Supplied material:

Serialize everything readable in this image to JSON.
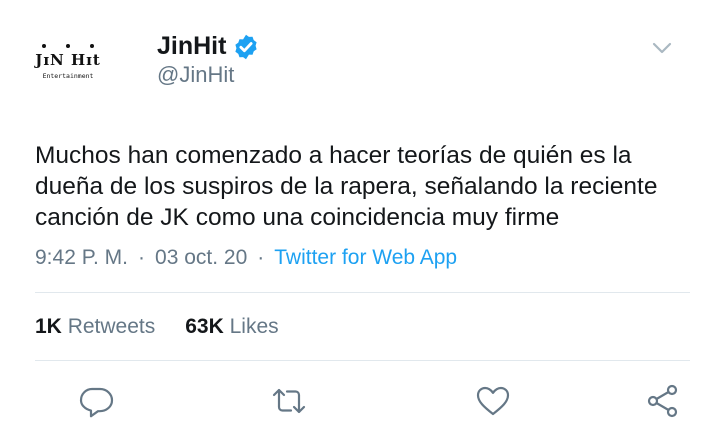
{
  "user": {
    "avatar_logo": "JɪN Hɪt",
    "avatar_sub": "Entertainment",
    "display_name": "JinHit",
    "handle": "@JinHit"
  },
  "tweet": {
    "text": "Muchos han comenzado a hacer teorías de quién es la dueña de los suspiros de la rapera, señalando la reciente canción de JK como una coincidencia muy firme",
    "time": "9:42 P. M.",
    "separator": "·",
    "date": "03 oct. 20",
    "source": "Twitter for Web App"
  },
  "stats": {
    "retweets_count": "1K",
    "retweets_label": "Retweets",
    "likes_count": "63K",
    "likes_label": "Likes"
  },
  "icons": {
    "verified": "verified-badge-icon",
    "caret": "chevron-down-icon",
    "reply": "reply-icon",
    "retweet": "retweet-icon",
    "like": "heart-icon",
    "share": "share-icon"
  },
  "colors": {
    "accent": "#1da1f2",
    "secondary_text": "#657786",
    "primary_text": "#14171a",
    "divider": "#e1e8ed"
  }
}
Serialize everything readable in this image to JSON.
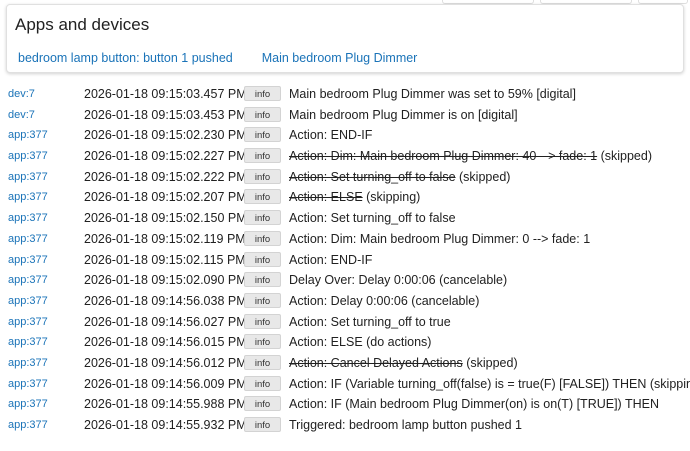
{
  "apps_panel": {
    "title": "Apps and devices",
    "links": [
      "bedroom lamp button: button 1 pushed",
      "Main bedroom Plug Dimmer"
    ]
  },
  "info_label": "info",
  "log": [
    {
      "source": "dev:7",
      "time": "2026-01-18 09:15:03.457 PM",
      "msg": "Main bedroom Plug Dimmer was set to 59% [digital]"
    },
    {
      "source": "dev:7",
      "time": "2026-01-18 09:15:03.453 PM",
      "msg": "Main bedroom Plug Dimmer is on [digital]"
    },
    {
      "source": "app:377",
      "time": "2026-01-18 09:15:02.230 PM",
      "msg": "Action: END-IF"
    },
    {
      "source": "app:377",
      "time": "2026-01-18 09:15:02.227 PM",
      "struck": "Action: Dim: Main bedroom Plug Dimmer: 40 --> fade: 1",
      "suffix": " (skipped)"
    },
    {
      "source": "app:377",
      "time": "2026-01-18 09:15:02.222 PM",
      "struck": "Action: Set turning_off to false",
      "suffix": " (skipped)"
    },
    {
      "source": "app:377",
      "time": "2026-01-18 09:15:02.207 PM",
      "struck": "Action: ELSE",
      "suffix": " (skipping)"
    },
    {
      "source": "app:377",
      "time": "2026-01-18 09:15:02.150 PM",
      "msg": "Action: Set turning_off to false"
    },
    {
      "source": "app:377",
      "time": "2026-01-18 09:15:02.119 PM",
      "msg": "Action: Dim: Main bedroom Plug Dimmer: 0 --> fade: 1"
    },
    {
      "source": "app:377",
      "time": "2026-01-18 09:15:02.115 PM",
      "msg": "Action: END-IF"
    },
    {
      "source": "app:377",
      "time": "2026-01-18 09:15:02.090 PM",
      "msg": "Delay Over: Delay 0:00:06 (cancelable)"
    },
    {
      "source": "app:377",
      "time": "2026-01-18 09:14:56.038 PM",
      "msg": "Action: Delay 0:00:06 (cancelable)"
    },
    {
      "source": "app:377",
      "time": "2026-01-18 09:14:56.027 PM",
      "msg": "Action: Set turning_off to true"
    },
    {
      "source": "app:377",
      "time": "2026-01-18 09:14:56.015 PM",
      "msg": "Action: ELSE (do actions)"
    },
    {
      "source": "app:377",
      "time": "2026-01-18 09:14:56.012 PM",
      "struck": "Action: Cancel Delayed Actions",
      "suffix": " (skipped)"
    },
    {
      "source": "app:377",
      "time": "2026-01-18 09:14:56.009 PM",
      "msg": "Action: IF (Variable turning_off(false) is = true(F) [FALSE]) THEN (skipping)"
    },
    {
      "source": "app:377",
      "time": "2026-01-18 09:14:55.988 PM",
      "msg": "Action: IF (Main bedroom Plug Dimmer(on) is on(T) [TRUE]) THEN"
    },
    {
      "source": "app:377",
      "time": "2026-01-18 09:14:55.932 PM",
      "msg": "Triggered: bedroom lamp button pushed 1"
    }
  ]
}
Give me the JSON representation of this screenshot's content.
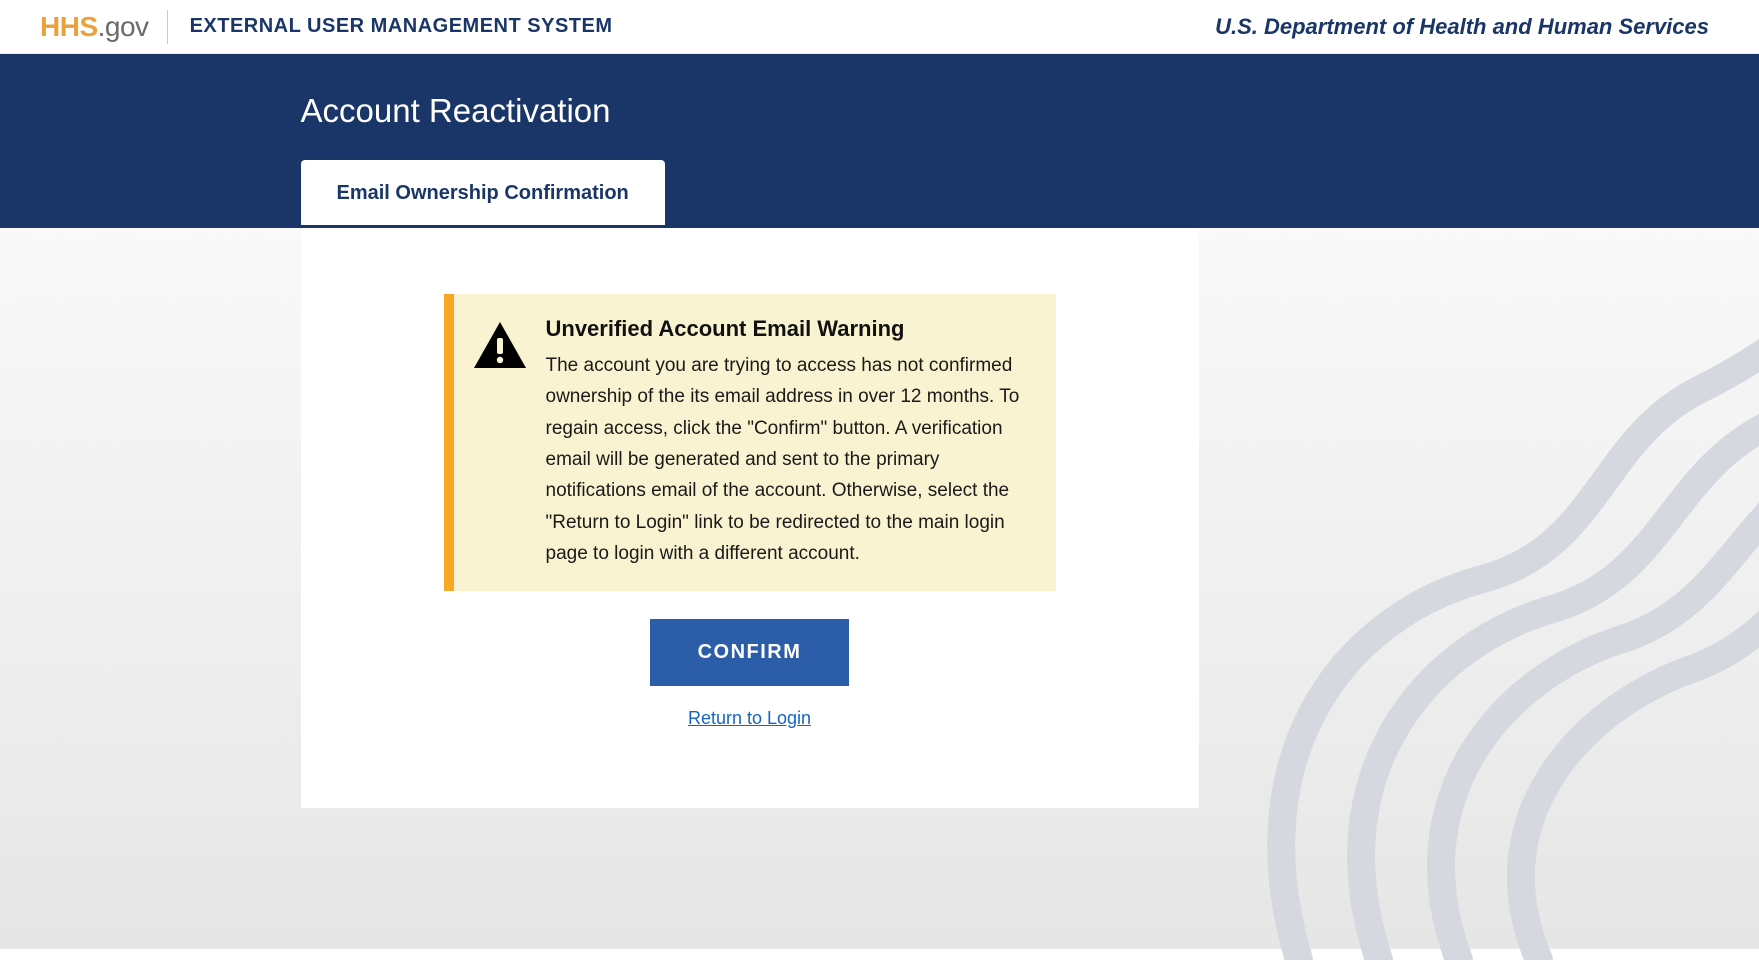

Aim:
Reproduce all of the entries word for word, skipping any pictures they hold.

Worked answer:
Serialize everything readable in this image to JSON.
{
  "user": {
    "avatar_logo": "JɪN Hɪt",
    "avatar_sub": "Entertainment",
    "display_name": "JinHit",
    "handle": "@JinHit"
  },
  "tweet": {
    "text": "Muchos han comenzado a hacer teorías de quién es la dueña de los suspiros de la rapera, señalando la reciente canción de JK como una coincidencia muy firme",
    "time": "9:42 P. M.",
    "separator": "·",
    "date": "03 oct. 20",
    "source": "Twitter for Web App"
  },
  "stats": {
    "retweets_count": "1K",
    "retweets_label": "Retweets",
    "likes_count": "63K",
    "likes_label": "Likes"
  },
  "icons": {
    "verified": "verified-badge-icon",
    "caret": "chevron-down-icon",
    "reply": "reply-icon",
    "retweet": "retweet-icon",
    "like": "heart-icon",
    "share": "share-icon"
  },
  "colors": {
    "accent": "#1da1f2",
    "secondary_text": "#657786",
    "primary_text": "#14171a",
    "divider": "#e1e8ed"
  }
}
Serialize everything readable in this image to JSON.
{
  "apps_panel": {
    "title": "Apps and devices",
    "links": [
      "bedroom lamp button: button 1 pushed",
      "Main bedroom Plug Dimmer"
    ]
  },
  "info_label": "info",
  "log": [
    {
      "source": "dev:7",
      "time": "2026-01-18 09:15:03.457 PM",
      "msg": "Main bedroom Plug Dimmer was set to 59% [digital]"
    },
    {
      "source": "dev:7",
      "time": "2026-01-18 09:15:03.453 PM",
      "msg": "Main bedroom Plug Dimmer is on [digital]"
    },
    {
      "source": "app:377",
      "time": "2026-01-18 09:15:02.230 PM",
      "msg": "Action: END-IF"
    },
    {
      "source": "app:377",
      "time": "2026-01-18 09:15:02.227 PM",
      "struck": "Action: Dim: Main bedroom Plug Dimmer: 40 --> fade: 1",
      "suffix": " (skipped)"
    },
    {
      "source": "app:377",
      "time": "2026-01-18 09:15:02.222 PM",
      "struck": "Action: Set turning_off to false",
      "suffix": " (skipped)"
    },
    {
      "source": "app:377",
      "time": "2026-01-18 09:15:02.207 PM",
      "struck": "Action: ELSE",
      "suffix": " (skipping)"
    },
    {
      "source": "app:377",
      "time": "2026-01-18 09:15:02.150 PM",
      "msg": "Action: Set turning_off to false"
    },
    {
      "source": "app:377",
      "time": "2026-01-18 09:15:02.119 PM",
      "msg": "Action: Dim: Main bedroom Plug Dimmer: 0 --> fade: 1"
    },
    {
      "source": "app:377",
      "time": "2026-01-18 09:15:02.115 PM",
      "msg": "Action: END-IF"
    },
    {
      "source": "app:377",
      "time": "2026-01-18 09:15:02.090 PM",
      "msg": "Delay Over: Delay 0:00:06 (cancelable)"
    },
    {
      "source": "app:377",
      "time": "2026-01-18 09:14:56.038 PM",
      "msg": "Action: Delay 0:00:06 (cancelable)"
    },
    {
      "source": "app:377",
      "time": "2026-01-18 09:14:56.027 PM",
      "msg": "Action: Set turning_off to true"
    },
    {
      "source": "app:377",
      "time": "2026-01-18 09:14:56.015 PM",
      "msg": "Action: ELSE (do actions)"
    },
    {
      "source": "app:377",
      "time": "2026-01-18 09:14:56.012 PM",
      "struck": "Action: Cancel Delayed Actions",
      "suffix": " (skipped)"
    },
    {
      "source": "app:377",
      "time": "2026-01-18 09:14:56.009 PM",
      "msg": "Action: IF (Variable turning_off(false) is = true(F) [FALSE]) THEN (skipping)"
    },
    {
      "source": "app:377",
      "time": "2026-01-18 09:14:55.988 PM",
      "msg": "Action: IF (Main bedroom Plug Dimmer(on) is on(T) [TRUE]) THEN"
    },
    {
      "source": "app:377",
      "time": "2026-01-18 09:14:55.932 PM",
      "msg": "Triggered: bedroom lamp button pushed 1"
    }
  ]
}
Give me the JSON representation of this screenshot's content.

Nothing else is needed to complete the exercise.